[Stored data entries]
◆ ◆ ◆ ◆ ◆ ◆ ◆

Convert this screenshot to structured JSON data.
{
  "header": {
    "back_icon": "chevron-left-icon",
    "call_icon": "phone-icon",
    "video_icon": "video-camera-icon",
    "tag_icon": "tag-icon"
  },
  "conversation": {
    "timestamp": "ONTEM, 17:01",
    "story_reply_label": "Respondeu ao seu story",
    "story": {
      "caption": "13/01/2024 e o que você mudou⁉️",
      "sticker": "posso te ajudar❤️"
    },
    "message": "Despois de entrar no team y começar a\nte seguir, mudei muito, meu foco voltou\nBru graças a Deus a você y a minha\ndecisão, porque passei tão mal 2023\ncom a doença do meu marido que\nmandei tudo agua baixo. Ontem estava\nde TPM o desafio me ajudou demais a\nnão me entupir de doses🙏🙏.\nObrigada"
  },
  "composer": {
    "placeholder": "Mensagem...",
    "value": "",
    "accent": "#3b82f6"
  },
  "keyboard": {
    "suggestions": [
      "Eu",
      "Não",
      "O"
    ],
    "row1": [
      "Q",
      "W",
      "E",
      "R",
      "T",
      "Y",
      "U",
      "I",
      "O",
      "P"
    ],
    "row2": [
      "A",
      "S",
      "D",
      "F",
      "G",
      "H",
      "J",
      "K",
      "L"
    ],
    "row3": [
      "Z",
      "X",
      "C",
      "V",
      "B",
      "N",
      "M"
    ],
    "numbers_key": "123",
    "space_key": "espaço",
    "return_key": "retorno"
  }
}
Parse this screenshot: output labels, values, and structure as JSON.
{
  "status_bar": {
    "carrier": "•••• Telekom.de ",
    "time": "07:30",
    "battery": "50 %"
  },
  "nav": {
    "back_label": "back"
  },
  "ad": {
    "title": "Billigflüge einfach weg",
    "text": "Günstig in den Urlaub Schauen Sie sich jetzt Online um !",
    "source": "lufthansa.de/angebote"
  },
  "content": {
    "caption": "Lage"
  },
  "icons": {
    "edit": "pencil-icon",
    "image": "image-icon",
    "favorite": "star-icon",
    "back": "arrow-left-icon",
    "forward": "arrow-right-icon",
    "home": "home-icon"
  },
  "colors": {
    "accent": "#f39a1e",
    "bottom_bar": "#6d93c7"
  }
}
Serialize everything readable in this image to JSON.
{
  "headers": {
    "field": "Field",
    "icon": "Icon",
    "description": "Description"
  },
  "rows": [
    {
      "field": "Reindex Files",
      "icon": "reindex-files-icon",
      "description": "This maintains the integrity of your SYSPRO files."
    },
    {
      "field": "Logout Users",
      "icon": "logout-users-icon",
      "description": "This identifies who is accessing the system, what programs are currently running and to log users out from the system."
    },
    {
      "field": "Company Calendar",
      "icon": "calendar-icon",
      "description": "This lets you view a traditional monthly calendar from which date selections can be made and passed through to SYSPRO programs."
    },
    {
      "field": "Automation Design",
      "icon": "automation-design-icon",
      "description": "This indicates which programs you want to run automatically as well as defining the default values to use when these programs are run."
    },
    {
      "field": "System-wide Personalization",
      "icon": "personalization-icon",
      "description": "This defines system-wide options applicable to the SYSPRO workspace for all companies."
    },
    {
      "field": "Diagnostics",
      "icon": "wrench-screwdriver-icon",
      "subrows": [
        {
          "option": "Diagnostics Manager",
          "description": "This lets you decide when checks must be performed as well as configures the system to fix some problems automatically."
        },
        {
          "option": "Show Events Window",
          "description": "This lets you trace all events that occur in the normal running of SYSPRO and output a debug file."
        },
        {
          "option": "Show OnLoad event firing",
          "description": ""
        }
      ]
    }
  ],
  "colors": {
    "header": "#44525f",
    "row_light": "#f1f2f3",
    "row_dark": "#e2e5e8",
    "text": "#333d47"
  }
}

◆ ◆ ◆ ◆ ◆ ◆ ◆

## Given problem
Which lines include the word "você"? Copy every one of them.

## Completed task
      "caption": "13/01/2024 e o que você mudou⁉️",
    "message": "Despois de entrar no team y começar a\nte seguir, mudei muito, meu foco voltou\nBru graças a Deus a você y a minha\ndecisão, porque passei tão mal 2023\ncom a doença do meu marido que\nmandei tudo agua baixo. Ontem estava\nde TPM o desafio me ajudou demais a\nnão me entupir de doses🙏🙏.\nObrigada"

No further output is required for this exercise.